Top of Information provided

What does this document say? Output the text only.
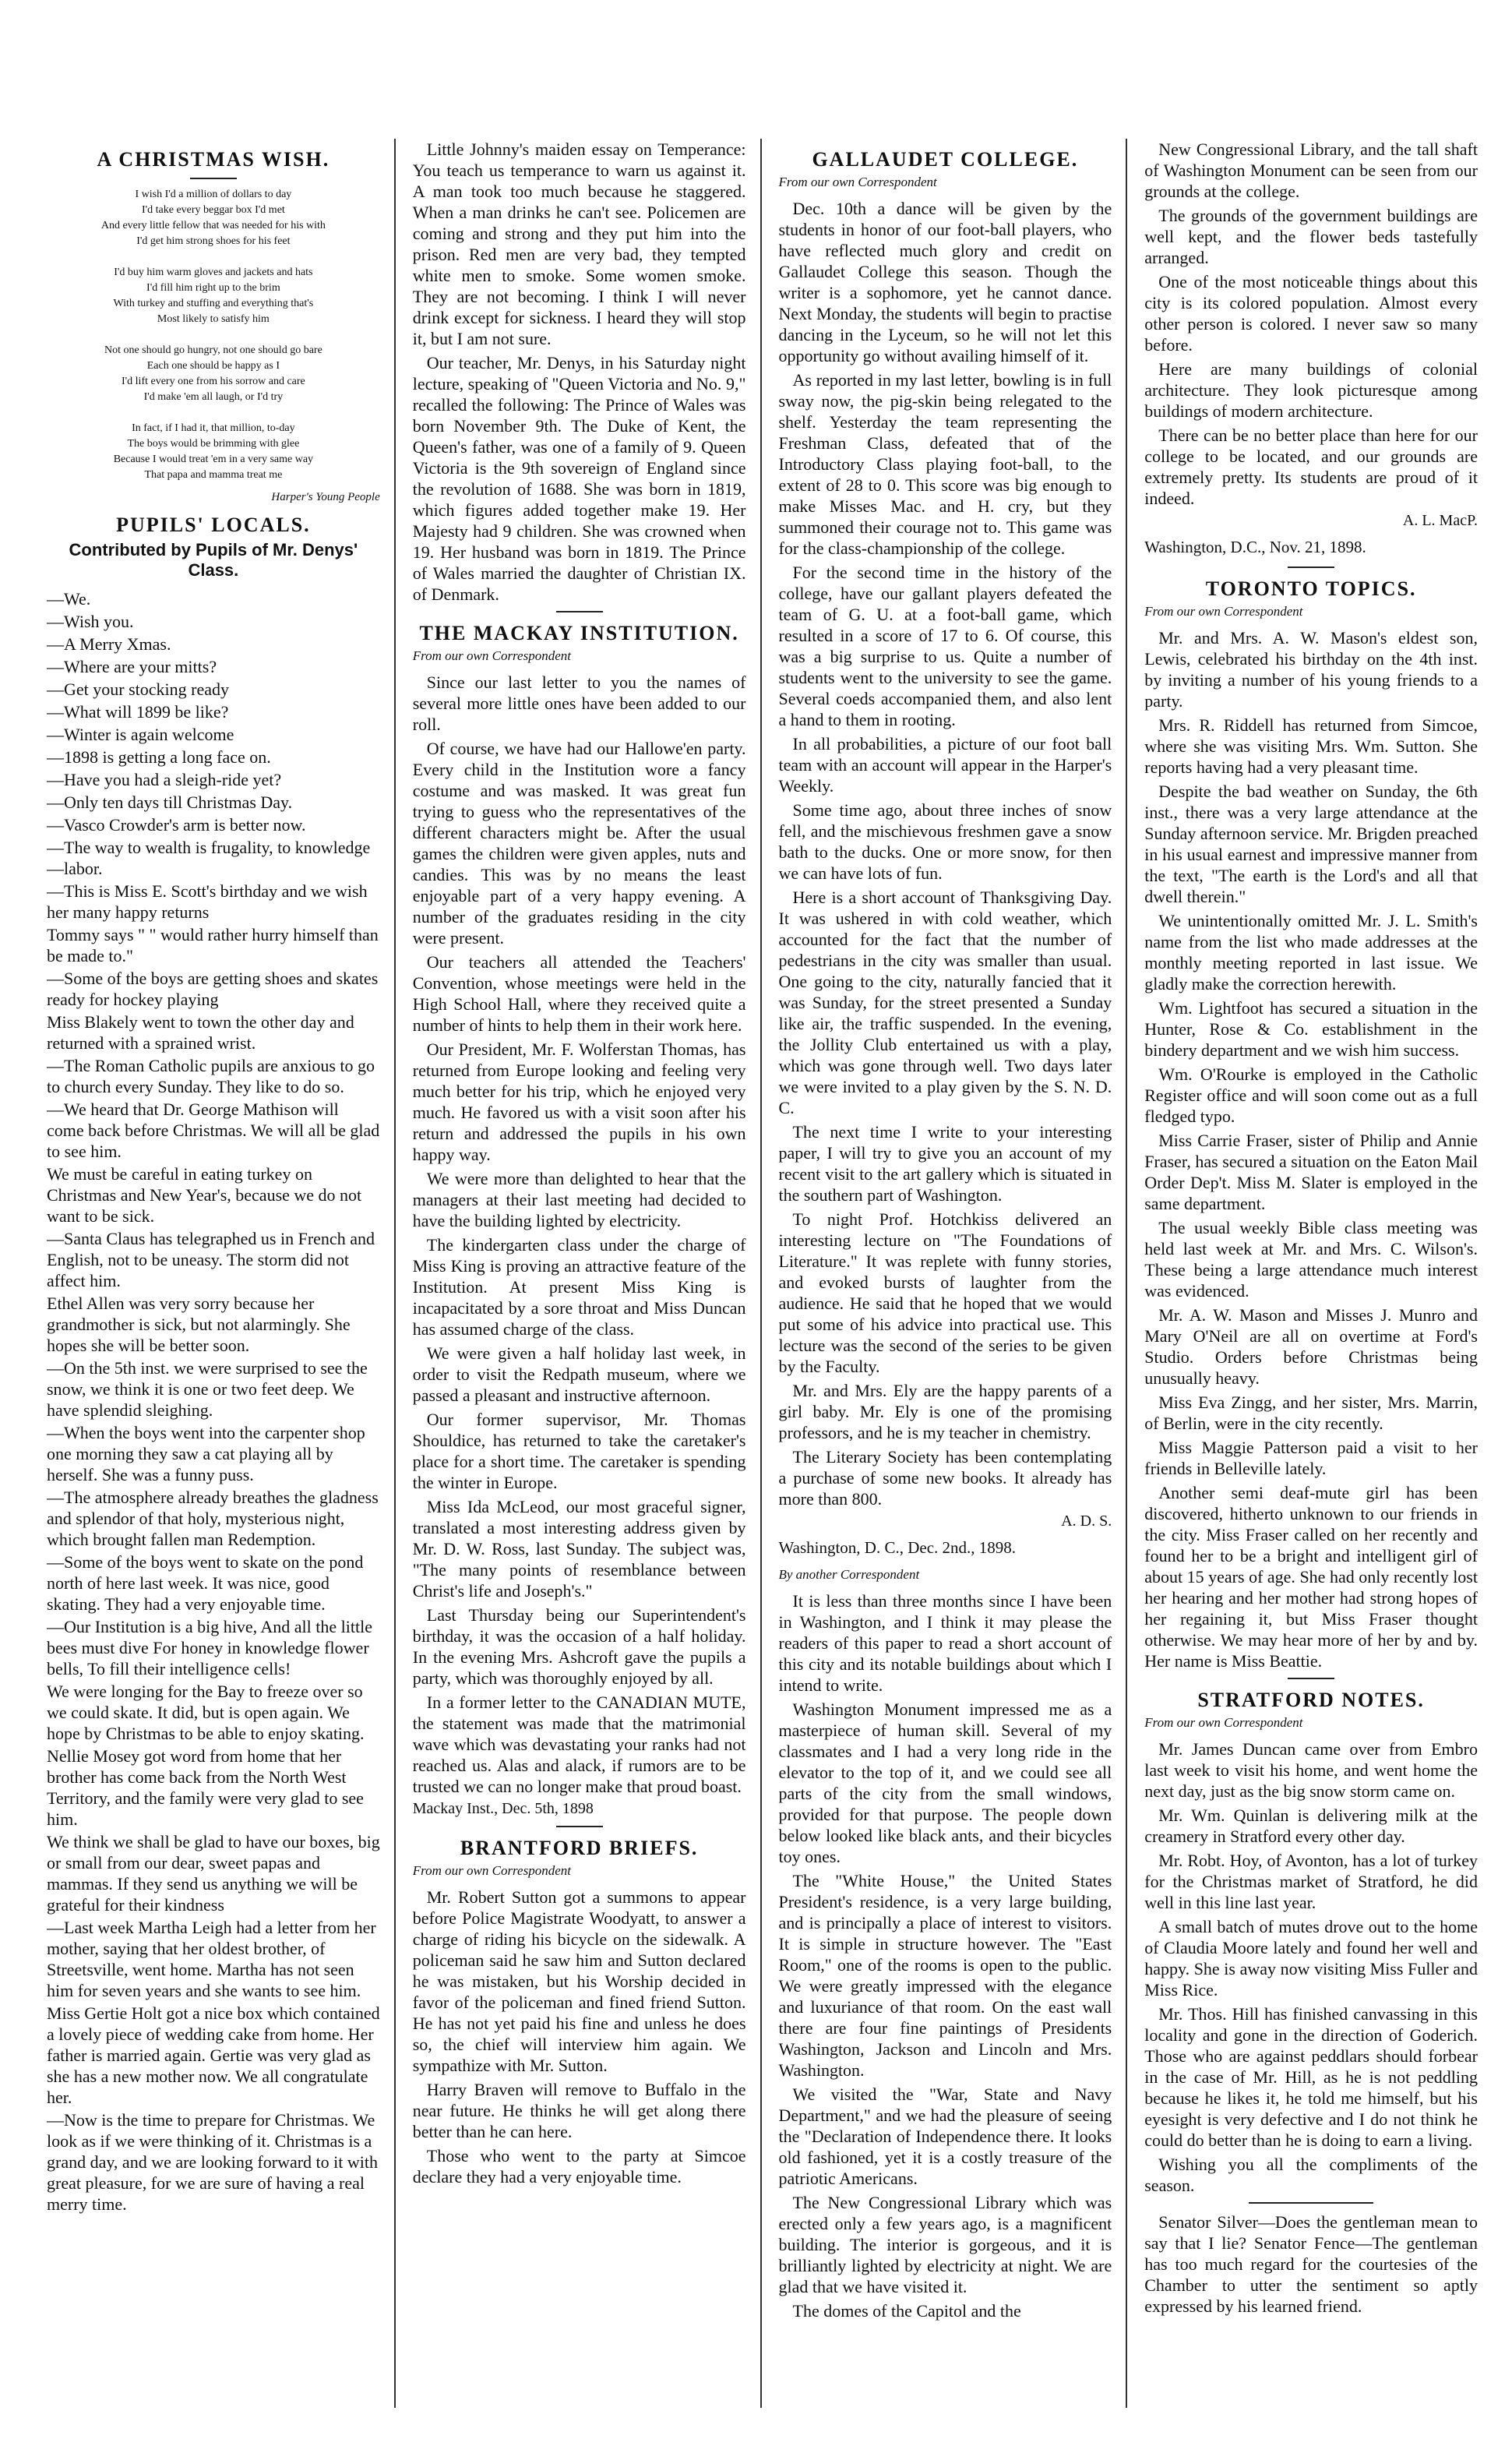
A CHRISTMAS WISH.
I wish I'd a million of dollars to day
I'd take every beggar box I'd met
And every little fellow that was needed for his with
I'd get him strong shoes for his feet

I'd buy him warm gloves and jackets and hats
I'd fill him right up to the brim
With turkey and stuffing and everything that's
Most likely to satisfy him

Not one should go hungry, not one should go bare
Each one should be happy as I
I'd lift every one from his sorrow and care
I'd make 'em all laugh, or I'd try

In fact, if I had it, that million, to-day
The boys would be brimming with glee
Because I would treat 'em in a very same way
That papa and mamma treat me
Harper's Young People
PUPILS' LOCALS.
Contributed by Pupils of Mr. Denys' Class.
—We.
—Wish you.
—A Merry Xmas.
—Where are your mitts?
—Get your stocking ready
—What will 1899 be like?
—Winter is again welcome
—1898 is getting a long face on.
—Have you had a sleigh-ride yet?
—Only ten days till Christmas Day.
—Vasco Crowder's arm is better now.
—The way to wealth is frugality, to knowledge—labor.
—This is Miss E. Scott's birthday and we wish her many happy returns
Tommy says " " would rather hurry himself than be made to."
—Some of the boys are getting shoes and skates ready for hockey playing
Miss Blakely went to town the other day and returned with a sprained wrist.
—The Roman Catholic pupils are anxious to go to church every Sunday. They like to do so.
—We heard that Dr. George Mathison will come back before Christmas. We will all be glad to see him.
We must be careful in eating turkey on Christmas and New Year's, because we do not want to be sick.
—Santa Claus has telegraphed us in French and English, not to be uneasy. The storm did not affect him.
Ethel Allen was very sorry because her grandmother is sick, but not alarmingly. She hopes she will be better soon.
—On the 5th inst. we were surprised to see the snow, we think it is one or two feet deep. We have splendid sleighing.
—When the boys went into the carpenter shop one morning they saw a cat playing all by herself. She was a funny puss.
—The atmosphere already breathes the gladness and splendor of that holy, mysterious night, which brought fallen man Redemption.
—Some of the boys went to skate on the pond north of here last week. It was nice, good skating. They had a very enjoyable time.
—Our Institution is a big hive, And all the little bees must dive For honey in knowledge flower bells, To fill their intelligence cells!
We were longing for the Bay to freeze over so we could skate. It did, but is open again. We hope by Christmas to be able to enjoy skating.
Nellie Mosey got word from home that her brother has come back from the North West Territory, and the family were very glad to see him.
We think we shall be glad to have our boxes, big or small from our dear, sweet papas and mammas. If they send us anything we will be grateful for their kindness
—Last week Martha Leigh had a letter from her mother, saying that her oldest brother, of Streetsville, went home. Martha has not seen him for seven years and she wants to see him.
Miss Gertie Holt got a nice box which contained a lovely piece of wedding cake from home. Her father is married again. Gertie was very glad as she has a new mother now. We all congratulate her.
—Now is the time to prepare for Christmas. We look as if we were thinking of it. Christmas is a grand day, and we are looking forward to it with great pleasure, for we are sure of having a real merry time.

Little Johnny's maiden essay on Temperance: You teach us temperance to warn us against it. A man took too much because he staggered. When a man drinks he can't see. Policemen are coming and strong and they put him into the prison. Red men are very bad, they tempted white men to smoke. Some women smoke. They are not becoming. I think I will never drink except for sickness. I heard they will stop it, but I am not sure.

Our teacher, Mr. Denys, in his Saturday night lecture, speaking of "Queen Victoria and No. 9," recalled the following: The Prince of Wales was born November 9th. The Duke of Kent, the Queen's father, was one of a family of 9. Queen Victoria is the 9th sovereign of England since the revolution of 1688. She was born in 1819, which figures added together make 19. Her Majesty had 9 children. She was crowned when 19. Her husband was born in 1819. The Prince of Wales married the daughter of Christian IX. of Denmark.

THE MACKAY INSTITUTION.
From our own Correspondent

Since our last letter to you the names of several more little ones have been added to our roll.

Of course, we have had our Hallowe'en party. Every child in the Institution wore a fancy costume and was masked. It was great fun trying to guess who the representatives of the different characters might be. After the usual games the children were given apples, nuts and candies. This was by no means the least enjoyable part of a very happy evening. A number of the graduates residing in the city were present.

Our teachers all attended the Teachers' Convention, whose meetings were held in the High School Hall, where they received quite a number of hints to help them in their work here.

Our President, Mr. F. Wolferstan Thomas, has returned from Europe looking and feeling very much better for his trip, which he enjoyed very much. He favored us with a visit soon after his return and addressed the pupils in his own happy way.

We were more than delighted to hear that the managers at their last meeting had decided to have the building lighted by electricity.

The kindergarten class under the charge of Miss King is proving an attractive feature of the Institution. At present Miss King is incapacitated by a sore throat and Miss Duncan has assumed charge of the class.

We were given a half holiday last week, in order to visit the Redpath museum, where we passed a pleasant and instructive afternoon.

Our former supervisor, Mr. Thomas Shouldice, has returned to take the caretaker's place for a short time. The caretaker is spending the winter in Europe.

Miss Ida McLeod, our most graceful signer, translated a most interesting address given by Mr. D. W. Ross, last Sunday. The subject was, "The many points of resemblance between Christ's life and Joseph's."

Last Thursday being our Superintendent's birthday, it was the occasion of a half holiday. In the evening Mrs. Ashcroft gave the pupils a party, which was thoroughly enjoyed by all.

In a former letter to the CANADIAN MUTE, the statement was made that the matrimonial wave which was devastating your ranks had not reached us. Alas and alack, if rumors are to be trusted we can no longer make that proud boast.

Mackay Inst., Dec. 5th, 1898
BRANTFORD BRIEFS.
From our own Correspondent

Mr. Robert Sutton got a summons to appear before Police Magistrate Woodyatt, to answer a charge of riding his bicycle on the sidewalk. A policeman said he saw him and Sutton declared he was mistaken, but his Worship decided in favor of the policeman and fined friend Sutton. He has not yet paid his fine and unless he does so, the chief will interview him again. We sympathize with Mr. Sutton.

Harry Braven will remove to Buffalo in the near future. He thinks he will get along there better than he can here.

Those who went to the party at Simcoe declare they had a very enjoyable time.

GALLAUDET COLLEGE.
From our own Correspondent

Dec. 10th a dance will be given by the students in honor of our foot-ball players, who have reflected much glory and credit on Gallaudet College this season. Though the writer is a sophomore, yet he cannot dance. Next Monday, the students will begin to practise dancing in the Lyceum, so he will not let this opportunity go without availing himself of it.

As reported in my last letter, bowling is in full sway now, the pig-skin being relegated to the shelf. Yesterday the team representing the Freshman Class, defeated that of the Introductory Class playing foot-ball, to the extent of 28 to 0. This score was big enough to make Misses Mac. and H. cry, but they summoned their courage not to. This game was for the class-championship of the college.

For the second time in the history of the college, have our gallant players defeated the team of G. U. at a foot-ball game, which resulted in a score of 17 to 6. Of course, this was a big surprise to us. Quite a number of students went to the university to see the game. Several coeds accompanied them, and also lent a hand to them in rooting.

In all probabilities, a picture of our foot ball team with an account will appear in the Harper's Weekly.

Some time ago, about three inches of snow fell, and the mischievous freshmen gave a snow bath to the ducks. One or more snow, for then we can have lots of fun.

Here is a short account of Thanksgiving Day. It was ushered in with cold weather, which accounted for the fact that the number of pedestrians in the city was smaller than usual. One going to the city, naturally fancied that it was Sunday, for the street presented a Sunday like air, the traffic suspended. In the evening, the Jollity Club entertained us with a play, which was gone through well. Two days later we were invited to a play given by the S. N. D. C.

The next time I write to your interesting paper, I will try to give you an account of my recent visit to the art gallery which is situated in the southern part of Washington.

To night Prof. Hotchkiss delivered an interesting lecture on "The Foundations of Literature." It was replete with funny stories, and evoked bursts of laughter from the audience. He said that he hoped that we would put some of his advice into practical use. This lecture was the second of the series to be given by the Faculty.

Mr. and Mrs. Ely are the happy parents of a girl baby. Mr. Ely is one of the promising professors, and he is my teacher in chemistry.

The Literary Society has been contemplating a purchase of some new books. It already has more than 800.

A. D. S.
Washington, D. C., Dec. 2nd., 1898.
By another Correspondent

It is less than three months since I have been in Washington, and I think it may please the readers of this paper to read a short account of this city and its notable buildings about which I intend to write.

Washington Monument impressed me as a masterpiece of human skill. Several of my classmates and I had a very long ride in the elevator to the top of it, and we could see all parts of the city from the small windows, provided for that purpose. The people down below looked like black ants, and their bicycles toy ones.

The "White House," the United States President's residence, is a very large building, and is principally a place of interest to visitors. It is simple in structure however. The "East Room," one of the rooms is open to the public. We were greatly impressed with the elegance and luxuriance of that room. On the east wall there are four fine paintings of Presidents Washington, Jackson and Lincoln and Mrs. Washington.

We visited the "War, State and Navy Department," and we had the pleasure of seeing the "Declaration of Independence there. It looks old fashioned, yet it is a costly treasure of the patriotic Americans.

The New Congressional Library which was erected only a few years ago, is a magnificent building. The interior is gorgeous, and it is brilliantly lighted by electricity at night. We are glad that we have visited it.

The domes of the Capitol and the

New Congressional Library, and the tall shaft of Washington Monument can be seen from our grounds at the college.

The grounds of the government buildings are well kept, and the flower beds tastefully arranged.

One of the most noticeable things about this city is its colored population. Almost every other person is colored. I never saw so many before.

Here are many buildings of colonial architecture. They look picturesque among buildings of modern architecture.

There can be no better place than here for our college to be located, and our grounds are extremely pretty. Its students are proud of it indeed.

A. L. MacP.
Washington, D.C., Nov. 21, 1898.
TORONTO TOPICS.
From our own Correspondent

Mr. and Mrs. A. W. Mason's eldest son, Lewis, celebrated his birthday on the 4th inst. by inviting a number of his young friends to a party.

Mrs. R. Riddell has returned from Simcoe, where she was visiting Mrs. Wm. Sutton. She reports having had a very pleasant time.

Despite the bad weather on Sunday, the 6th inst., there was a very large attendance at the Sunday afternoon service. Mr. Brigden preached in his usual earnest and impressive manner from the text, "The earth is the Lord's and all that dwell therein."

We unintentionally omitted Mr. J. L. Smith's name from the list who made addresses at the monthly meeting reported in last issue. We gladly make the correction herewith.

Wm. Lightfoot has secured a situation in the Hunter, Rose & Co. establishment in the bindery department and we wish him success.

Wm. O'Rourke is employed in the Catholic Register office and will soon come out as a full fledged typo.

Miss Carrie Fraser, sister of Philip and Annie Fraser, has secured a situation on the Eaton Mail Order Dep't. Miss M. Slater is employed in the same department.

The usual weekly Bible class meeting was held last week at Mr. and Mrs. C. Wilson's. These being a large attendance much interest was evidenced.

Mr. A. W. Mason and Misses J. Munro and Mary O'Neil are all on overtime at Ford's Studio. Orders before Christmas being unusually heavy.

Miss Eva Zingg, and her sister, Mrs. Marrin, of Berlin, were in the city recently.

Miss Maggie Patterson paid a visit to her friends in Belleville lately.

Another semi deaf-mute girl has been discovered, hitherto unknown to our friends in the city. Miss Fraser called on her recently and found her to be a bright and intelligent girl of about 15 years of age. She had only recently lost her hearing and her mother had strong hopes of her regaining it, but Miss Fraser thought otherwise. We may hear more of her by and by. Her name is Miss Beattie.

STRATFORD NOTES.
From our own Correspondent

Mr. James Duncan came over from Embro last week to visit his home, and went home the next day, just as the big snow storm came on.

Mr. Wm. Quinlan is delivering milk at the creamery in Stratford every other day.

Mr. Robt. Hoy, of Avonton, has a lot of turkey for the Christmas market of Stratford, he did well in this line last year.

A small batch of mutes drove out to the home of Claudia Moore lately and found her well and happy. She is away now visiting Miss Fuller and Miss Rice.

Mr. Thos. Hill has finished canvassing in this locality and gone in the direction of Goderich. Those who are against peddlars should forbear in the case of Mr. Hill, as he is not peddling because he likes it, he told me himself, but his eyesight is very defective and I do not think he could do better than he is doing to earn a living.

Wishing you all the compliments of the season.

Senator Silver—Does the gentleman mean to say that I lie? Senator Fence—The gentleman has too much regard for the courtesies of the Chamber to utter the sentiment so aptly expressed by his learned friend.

Bottom of Information provided

## Your task:
Find the word "situation" in the entries and show each line where it is found.

## Response for this exercise:
Wm. Lightfoot has secured a situation in the Hunter, Rose & Co. establishment in the bindery department and we wish him success.
Miss Carrie Fraser, sister of Philip and Annie Fraser, has secured a situation on the Eaton Mail Order Dep't. Miss M. Slater is employed in the same department.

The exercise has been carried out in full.